# TO BE DONE
Find the string "Übergangangszeit" and gather every line that holds it.

# SOURCE DATA
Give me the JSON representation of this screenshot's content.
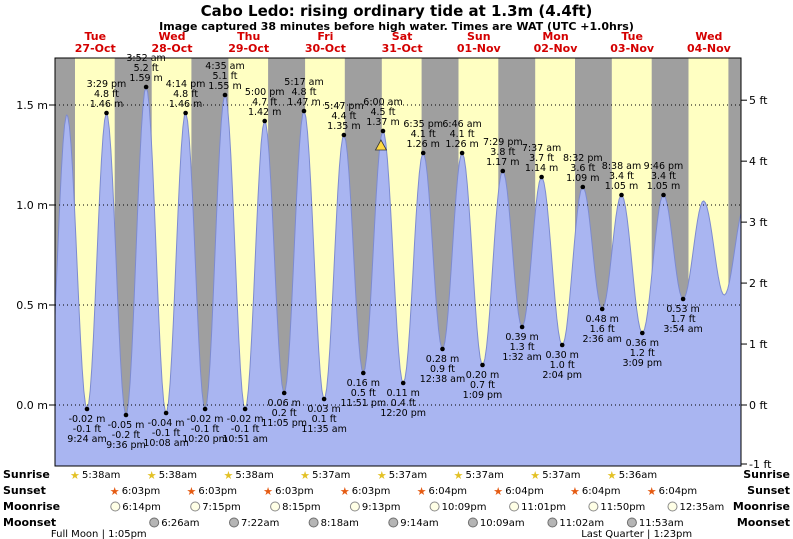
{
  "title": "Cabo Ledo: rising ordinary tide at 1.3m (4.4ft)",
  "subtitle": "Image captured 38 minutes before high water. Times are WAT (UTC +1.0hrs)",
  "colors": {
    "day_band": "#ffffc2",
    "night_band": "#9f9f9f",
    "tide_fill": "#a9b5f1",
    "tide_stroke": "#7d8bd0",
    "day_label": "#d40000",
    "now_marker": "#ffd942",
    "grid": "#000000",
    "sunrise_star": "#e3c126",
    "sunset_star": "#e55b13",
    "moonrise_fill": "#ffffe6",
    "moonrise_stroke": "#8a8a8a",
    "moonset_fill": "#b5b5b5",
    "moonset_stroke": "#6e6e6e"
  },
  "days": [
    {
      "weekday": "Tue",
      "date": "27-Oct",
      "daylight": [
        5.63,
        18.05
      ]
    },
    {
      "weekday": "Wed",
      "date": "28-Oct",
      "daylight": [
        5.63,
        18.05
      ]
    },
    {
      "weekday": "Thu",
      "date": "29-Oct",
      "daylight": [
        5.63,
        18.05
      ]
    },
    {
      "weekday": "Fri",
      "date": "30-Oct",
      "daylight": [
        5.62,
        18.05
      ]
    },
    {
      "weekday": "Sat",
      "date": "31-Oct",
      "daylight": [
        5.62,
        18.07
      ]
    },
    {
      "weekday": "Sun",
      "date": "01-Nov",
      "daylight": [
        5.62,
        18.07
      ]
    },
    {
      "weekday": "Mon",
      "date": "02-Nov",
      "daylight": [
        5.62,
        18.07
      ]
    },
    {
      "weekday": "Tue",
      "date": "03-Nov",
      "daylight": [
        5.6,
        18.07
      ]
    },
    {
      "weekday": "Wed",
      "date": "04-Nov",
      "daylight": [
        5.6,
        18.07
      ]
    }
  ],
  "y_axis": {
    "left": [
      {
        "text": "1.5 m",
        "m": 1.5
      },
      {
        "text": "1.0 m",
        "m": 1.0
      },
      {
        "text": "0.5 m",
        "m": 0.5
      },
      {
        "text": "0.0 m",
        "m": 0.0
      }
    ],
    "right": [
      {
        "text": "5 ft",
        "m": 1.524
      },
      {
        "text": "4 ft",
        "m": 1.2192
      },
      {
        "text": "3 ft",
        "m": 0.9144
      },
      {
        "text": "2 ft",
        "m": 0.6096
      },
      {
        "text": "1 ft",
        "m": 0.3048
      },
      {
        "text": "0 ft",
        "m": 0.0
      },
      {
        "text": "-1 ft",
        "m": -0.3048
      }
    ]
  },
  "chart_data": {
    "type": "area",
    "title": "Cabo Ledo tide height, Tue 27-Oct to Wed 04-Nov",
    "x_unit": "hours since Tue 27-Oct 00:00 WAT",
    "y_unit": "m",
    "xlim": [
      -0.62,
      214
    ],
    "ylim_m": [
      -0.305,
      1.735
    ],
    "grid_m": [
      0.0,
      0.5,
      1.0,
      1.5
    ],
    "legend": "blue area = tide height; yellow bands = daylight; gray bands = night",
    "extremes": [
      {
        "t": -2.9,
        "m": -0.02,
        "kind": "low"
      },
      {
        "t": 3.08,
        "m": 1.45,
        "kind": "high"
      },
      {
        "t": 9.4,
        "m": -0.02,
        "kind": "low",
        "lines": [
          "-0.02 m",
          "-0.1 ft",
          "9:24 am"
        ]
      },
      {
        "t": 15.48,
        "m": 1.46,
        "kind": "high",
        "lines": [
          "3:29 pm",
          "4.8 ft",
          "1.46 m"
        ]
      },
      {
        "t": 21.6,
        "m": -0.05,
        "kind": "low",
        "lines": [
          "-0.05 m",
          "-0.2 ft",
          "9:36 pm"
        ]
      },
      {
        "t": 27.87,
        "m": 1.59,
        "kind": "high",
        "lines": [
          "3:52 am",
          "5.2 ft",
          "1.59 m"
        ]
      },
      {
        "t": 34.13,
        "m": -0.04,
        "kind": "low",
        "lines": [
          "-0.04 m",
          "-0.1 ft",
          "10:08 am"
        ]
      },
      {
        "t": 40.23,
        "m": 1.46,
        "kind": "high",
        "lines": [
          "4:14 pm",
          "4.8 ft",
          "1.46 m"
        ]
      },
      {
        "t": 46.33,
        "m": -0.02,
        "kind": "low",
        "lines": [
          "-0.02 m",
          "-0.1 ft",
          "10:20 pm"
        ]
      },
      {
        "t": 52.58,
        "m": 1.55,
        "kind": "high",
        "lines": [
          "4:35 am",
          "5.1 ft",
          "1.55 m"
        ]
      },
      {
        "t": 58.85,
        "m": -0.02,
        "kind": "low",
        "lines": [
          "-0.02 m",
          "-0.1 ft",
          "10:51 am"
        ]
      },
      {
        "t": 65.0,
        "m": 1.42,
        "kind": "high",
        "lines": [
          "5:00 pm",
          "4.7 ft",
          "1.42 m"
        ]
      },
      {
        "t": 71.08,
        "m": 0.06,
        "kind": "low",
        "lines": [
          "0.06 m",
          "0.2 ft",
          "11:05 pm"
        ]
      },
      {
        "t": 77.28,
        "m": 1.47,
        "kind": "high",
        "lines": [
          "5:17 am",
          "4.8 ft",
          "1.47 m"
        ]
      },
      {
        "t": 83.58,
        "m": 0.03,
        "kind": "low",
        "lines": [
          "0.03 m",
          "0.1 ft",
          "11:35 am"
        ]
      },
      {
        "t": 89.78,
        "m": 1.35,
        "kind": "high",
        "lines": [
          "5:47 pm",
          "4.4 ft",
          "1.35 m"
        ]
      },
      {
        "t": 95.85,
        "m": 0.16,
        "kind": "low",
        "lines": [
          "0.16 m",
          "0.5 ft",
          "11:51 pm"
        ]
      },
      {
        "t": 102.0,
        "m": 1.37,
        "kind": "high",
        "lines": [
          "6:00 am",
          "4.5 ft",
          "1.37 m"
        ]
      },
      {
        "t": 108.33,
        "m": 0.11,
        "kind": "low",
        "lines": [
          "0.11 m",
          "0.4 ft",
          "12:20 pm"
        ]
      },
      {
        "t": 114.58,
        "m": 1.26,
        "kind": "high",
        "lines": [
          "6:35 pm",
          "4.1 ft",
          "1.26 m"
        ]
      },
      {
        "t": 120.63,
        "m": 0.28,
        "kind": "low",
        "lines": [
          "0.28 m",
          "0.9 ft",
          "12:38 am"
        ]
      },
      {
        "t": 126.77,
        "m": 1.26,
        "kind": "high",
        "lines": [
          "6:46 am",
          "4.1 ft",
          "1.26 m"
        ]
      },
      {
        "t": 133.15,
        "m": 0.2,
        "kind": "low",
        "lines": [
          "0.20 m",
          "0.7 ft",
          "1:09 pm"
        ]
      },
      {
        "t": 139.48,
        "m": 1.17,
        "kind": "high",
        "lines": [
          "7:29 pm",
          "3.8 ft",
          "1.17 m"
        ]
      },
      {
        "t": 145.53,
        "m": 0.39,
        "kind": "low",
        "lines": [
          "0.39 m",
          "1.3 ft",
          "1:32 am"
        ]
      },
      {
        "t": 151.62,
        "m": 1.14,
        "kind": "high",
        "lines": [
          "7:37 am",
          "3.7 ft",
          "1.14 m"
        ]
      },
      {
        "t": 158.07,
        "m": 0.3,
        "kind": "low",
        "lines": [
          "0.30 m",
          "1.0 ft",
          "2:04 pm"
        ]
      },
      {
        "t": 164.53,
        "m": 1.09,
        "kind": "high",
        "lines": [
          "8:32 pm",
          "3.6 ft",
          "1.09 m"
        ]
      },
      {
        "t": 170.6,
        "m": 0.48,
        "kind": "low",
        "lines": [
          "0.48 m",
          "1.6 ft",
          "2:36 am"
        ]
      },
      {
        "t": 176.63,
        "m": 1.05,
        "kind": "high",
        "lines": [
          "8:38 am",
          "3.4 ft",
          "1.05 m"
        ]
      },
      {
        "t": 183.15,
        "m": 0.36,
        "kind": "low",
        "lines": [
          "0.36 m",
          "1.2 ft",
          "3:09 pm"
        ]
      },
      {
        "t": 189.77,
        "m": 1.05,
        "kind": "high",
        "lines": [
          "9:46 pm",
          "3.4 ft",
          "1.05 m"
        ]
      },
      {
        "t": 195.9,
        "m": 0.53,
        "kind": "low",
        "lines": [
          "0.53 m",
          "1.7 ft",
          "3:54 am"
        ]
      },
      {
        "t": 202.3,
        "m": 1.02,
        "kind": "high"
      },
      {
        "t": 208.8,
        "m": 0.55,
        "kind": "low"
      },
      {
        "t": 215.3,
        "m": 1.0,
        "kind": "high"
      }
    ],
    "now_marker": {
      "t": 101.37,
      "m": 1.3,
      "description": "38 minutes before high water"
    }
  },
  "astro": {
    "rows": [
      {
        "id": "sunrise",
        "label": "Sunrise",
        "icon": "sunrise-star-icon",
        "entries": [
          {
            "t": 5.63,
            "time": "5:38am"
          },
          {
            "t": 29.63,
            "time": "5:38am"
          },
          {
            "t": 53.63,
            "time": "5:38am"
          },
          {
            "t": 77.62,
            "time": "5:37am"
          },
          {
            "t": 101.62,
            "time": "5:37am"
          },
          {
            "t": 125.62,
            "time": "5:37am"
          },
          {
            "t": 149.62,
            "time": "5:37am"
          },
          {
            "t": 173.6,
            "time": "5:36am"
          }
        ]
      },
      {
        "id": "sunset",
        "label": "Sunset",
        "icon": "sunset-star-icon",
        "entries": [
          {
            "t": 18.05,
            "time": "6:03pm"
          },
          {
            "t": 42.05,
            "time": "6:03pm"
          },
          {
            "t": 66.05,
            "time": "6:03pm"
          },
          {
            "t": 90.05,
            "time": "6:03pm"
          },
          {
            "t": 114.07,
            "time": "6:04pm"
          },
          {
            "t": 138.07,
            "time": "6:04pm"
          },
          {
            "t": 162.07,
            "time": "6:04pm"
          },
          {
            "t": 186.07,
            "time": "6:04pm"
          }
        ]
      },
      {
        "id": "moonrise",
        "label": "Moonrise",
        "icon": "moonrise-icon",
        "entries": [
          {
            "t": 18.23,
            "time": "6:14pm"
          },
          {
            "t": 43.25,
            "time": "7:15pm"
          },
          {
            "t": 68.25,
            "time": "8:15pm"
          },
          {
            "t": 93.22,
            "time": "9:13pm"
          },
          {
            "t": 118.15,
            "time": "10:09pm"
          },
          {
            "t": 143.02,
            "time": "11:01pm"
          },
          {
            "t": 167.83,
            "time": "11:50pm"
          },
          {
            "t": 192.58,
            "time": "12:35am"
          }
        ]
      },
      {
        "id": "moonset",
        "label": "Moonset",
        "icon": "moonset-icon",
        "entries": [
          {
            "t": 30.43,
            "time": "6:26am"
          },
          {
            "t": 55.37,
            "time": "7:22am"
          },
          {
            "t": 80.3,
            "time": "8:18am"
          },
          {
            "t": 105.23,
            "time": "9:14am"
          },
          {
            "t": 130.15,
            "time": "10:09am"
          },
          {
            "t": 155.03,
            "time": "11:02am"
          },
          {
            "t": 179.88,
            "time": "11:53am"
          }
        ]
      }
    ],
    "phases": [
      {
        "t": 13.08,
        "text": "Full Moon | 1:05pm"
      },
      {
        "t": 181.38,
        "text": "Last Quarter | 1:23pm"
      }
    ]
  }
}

--

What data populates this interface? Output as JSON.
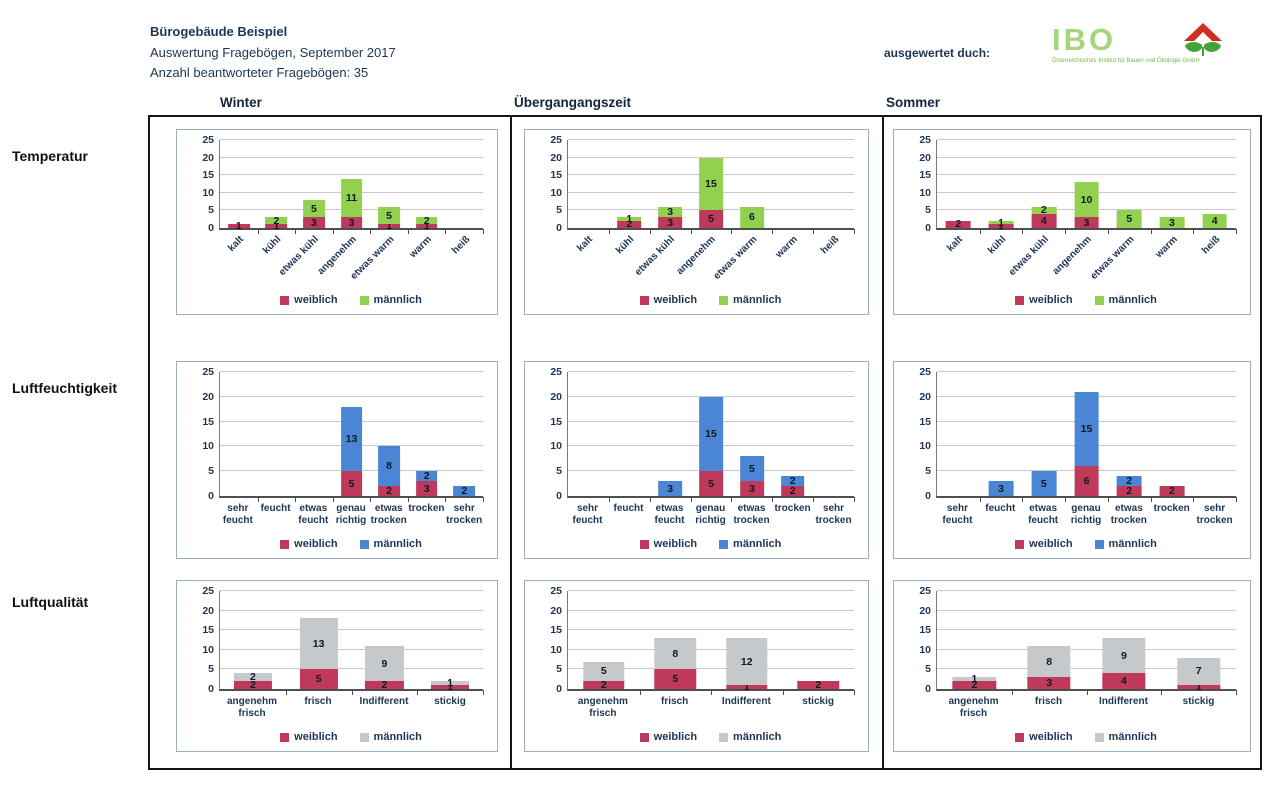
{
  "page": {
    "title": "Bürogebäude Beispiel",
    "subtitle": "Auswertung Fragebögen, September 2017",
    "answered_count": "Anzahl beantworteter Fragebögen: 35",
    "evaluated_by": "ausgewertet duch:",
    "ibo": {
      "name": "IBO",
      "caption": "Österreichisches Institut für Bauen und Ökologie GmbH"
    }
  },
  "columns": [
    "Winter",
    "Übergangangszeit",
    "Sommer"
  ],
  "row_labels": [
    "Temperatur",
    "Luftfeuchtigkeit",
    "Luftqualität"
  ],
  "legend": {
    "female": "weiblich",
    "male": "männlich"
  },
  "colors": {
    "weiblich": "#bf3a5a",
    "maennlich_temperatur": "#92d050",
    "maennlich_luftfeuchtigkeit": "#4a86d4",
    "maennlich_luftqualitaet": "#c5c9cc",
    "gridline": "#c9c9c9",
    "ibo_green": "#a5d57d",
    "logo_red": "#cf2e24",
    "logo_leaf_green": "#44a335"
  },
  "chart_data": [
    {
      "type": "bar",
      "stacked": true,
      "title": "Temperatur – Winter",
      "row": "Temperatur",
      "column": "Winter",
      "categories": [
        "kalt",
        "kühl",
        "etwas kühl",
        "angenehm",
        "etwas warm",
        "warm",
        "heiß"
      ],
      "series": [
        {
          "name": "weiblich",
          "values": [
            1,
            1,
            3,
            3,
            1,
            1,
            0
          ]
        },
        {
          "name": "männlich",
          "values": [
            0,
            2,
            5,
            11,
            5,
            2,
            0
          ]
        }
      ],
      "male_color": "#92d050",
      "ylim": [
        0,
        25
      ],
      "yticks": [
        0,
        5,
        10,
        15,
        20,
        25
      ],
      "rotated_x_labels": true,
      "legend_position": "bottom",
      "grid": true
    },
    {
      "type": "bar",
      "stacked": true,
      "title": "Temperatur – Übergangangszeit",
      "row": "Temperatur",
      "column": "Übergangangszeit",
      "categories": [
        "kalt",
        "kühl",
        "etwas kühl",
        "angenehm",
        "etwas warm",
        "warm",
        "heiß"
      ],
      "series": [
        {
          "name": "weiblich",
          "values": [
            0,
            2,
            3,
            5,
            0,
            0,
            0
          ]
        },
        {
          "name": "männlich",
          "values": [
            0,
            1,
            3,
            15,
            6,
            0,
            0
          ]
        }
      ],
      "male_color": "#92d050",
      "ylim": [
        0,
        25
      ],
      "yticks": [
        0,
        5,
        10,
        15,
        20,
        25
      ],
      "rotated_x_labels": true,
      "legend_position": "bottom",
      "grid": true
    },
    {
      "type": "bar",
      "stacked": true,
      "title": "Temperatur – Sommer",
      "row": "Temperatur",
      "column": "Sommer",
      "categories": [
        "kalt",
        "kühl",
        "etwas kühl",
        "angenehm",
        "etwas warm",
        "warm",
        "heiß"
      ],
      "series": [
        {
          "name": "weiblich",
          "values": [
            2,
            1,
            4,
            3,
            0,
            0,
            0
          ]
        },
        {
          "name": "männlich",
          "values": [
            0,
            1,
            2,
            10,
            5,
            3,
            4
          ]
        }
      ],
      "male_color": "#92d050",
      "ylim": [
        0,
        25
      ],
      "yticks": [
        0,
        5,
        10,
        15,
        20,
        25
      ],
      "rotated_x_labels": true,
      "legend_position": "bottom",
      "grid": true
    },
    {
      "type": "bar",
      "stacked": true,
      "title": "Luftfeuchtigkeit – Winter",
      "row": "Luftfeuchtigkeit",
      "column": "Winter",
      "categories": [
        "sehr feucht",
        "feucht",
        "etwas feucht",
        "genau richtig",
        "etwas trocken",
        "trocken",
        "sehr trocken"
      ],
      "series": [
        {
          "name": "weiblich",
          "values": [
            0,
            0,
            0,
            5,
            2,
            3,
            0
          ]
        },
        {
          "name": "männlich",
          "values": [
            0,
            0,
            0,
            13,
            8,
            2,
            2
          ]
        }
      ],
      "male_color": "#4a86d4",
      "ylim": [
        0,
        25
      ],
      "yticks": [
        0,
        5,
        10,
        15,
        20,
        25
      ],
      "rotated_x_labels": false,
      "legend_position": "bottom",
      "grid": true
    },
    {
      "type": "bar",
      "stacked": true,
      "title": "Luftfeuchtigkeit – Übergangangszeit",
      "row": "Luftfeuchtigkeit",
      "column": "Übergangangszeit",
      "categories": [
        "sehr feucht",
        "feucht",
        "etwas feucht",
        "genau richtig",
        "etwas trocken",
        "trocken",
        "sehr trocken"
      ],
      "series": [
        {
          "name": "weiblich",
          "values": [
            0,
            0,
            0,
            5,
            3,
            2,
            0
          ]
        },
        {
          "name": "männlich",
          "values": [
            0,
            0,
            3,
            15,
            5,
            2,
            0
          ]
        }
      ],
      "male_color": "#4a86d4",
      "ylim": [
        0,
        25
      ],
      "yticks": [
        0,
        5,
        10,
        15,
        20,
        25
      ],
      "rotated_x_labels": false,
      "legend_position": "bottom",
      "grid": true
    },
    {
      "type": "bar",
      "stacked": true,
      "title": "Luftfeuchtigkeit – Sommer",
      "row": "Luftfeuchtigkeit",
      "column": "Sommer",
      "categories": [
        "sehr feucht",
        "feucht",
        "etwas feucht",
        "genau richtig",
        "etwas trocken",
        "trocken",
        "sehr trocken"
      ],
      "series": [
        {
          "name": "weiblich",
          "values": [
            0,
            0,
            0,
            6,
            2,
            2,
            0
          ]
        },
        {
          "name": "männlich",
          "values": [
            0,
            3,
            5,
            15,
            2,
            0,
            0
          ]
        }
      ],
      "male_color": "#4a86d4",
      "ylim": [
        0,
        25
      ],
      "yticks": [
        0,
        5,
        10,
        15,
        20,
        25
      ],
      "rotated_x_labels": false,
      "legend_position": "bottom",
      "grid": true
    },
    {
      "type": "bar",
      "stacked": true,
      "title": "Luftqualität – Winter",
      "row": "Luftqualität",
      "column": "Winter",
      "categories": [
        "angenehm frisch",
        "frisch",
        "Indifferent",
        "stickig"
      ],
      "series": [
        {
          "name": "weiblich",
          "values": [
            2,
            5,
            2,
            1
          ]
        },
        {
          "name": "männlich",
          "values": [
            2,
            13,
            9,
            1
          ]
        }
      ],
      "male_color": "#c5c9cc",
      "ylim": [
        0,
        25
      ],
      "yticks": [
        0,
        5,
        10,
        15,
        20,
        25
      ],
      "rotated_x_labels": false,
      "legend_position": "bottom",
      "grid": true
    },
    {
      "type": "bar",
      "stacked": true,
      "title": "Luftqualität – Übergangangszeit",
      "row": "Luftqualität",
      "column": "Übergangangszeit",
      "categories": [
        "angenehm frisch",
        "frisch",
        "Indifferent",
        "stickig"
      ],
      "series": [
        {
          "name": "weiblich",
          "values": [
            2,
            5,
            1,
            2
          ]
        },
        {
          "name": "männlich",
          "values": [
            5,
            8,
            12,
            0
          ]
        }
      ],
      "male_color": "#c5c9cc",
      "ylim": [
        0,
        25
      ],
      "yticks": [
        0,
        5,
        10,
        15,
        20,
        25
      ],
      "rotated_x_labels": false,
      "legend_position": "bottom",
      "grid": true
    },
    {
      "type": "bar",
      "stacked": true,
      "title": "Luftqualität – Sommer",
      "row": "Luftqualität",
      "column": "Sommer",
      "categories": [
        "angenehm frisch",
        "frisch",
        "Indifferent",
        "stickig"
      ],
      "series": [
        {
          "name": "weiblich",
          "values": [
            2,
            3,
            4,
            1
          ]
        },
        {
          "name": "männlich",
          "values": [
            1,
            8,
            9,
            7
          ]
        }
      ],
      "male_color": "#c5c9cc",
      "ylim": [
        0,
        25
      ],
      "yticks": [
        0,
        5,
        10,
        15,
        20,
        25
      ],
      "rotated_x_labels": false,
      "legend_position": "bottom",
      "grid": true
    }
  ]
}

---

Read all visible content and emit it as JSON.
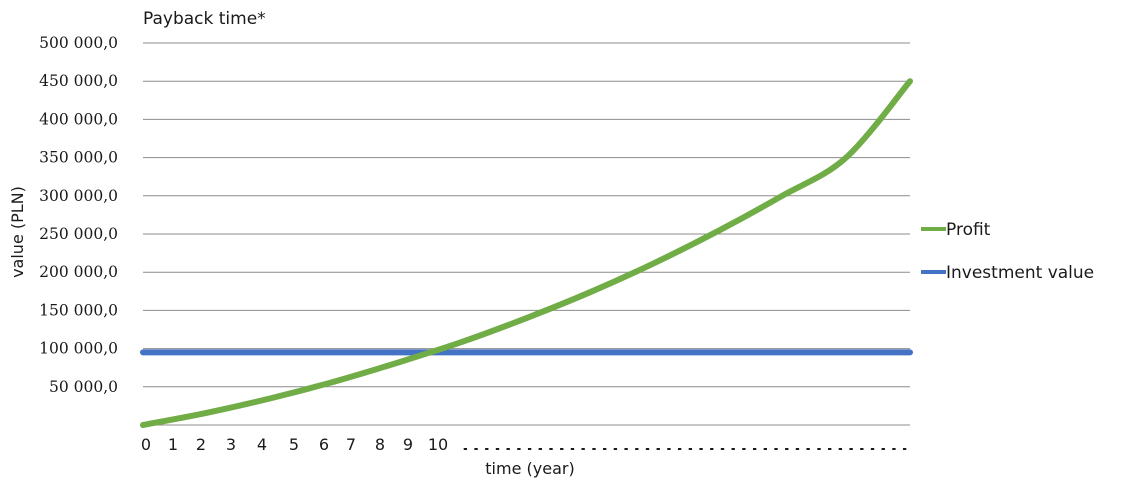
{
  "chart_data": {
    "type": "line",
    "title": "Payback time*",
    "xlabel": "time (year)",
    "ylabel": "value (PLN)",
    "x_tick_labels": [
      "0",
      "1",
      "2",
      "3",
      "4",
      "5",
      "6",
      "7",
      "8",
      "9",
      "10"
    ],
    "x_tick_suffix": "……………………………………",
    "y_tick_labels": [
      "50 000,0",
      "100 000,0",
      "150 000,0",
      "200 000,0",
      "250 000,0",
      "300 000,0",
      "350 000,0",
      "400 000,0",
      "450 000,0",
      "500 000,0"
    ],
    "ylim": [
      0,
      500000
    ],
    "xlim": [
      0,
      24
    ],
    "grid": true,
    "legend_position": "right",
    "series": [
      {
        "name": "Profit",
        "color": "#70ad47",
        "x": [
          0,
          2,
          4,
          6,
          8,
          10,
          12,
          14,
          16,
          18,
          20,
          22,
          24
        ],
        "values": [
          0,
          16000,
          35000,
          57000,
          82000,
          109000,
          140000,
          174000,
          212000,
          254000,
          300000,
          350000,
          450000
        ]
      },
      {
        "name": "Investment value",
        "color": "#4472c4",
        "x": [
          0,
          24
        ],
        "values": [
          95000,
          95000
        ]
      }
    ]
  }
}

# WRITTEN RESPONSE
    "Übergangangszeit",
      "title": "Temperatur – Übergangangszeit",
      "column": "Übergangangszeit",
      "title": "Luftfeuchtigkeit – Übergangangszeit",
      "column": "Übergangangszeit",
      "title": "Luftqualität – Übergangangszeit",
      "column": "Übergangangszeit",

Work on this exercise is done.